(Supplied passage Opens)

= Coordinate Conventions and Geometry

#import "../../shared/macros.typ": *

// TODO(paper-cleanup): Cross-check all frame/pose conventions against Appendix
// @sec:appendix-pose-frames and slides_4.typ; avoid drifting “CW90” explanations across sections.

We follow the EFM3D/ATEK coordinate conventions throughout the pipeline. The
world frame is gravity-aligned, the rig frame moves with the headset, and each
camera frame is expressed in left-up-forward (LUF) coordinates. All poses are
represented as SE(3) transforms, and cameras are represented by calibrated
camera objects that bundle intrinsics and extrinsics.

LUF is defined as $+x$ left, $+y$ up, and $+z$ forward (along the optical axis).
Image-plane pixel coordinates follow the standard convention: origin at the
top-left corner, $u$ increasing to the right, and $v$ increasing downward.

(Supplied passage Closes)

▸ Try it: Carry on the section on coordinate conventions and geometry from its last sentence. You won't need the entries to do this.

(Stored data Opens)

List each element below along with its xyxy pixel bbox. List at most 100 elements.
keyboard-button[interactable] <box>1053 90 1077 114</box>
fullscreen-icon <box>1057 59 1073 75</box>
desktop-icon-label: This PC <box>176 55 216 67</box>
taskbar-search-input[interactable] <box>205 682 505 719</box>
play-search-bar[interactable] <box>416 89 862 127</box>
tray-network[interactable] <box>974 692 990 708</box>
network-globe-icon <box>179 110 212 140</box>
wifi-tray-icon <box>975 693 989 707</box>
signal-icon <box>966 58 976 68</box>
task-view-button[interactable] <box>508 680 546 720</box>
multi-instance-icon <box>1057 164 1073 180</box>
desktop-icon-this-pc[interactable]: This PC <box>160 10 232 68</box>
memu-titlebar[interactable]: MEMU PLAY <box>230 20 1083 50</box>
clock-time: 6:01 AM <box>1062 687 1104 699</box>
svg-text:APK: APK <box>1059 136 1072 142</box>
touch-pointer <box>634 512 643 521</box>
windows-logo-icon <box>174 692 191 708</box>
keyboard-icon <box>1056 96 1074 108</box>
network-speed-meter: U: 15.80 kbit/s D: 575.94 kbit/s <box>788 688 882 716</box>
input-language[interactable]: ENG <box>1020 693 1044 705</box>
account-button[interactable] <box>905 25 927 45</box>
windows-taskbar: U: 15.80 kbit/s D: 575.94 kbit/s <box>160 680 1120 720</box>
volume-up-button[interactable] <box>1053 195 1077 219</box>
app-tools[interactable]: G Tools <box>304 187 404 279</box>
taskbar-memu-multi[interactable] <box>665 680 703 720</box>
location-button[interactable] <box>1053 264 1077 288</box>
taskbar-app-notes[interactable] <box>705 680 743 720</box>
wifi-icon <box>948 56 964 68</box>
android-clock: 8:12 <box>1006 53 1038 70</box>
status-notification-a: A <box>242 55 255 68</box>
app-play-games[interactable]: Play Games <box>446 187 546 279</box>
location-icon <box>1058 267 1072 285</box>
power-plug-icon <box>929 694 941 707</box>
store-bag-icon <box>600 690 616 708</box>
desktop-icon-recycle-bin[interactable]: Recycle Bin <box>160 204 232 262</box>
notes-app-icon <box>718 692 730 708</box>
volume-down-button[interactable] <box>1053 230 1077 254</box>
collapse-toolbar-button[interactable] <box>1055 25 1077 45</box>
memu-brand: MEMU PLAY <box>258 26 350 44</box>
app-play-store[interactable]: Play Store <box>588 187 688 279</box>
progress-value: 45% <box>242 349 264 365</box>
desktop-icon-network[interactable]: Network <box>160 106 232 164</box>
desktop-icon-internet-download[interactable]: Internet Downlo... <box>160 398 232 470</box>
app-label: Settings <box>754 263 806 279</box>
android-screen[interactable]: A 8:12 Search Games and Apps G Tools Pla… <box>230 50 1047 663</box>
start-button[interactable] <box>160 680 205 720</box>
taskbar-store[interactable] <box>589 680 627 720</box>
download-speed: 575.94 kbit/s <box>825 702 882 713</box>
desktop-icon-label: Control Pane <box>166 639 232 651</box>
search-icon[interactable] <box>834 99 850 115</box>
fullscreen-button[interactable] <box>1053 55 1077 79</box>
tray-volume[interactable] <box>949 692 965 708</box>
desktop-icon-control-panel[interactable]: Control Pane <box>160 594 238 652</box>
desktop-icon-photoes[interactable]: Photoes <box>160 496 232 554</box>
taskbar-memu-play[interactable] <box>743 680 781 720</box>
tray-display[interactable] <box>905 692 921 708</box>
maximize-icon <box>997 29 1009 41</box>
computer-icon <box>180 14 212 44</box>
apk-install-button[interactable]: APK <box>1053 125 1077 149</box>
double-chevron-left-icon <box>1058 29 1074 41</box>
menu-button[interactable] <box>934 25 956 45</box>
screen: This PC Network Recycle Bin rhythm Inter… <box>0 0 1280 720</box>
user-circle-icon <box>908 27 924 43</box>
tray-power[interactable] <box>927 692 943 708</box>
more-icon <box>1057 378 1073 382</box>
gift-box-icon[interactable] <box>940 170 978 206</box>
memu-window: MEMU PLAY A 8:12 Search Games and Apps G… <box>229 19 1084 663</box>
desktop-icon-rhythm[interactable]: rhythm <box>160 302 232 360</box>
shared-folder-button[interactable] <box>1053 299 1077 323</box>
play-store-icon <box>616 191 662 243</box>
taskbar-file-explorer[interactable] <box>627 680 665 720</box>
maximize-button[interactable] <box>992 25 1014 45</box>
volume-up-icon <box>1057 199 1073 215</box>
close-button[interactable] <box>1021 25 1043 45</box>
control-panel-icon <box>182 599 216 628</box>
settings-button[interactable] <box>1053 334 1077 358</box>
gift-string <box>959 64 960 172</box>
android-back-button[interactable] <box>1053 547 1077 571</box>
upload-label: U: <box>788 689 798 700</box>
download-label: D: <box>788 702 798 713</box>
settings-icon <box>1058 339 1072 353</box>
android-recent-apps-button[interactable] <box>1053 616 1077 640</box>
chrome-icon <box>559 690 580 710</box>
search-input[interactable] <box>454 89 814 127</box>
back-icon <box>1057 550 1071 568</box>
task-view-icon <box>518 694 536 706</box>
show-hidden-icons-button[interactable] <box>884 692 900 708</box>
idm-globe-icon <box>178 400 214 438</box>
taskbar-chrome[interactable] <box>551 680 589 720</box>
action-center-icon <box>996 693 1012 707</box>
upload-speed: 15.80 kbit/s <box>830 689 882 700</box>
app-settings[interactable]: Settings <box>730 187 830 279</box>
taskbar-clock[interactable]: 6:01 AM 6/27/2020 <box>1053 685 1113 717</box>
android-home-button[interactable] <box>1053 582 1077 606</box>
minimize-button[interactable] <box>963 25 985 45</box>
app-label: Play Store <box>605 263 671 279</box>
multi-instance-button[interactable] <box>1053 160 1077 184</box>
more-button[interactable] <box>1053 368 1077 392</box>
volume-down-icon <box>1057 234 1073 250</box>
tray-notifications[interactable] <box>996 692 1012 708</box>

(Stored data Closes)

▸ Task response:
For the fixed CW90 rig-basis correction (`rotate_yaw_cw90`) used in candidate
generation and VIN inputs, see Appendix @sec:appendix-pose-frames.

== Transformation notation

We write #T("A", "B") for the transform from frame $B$ to frame $A$. Such
transforms lie in $"SE"(3)$; composing poses follows standard multiplication,
and inversion yields the reverse transform. For example, a world point $bold(x)$
can be expressed in a (candidate) camera frame via

#block[
  #align(center)[
    $ bold(x)^(#symb.frame.cq) = #T(symb.frame.cq, symb.frame.w) bold(x)^(#symb.frame.w) $
  ]
]


These conventions are critical when projecting semi-dense points into candidate
views and when mapping EVL voxel coordinates back to the rig frame.

== EVL voxel grid contract

EVL represents the scene in a local, fixed-size voxel grid aligned to a
gravity-aware frame. The grid is specified by a rigid transform between voxel
and world coordinates and a metric extent (grid bounds in metres). Candidates
can fall partially or fully outside this extent; we therefore track per-candidate
validity signals so the NBV head can down-weight unreliable voxel context.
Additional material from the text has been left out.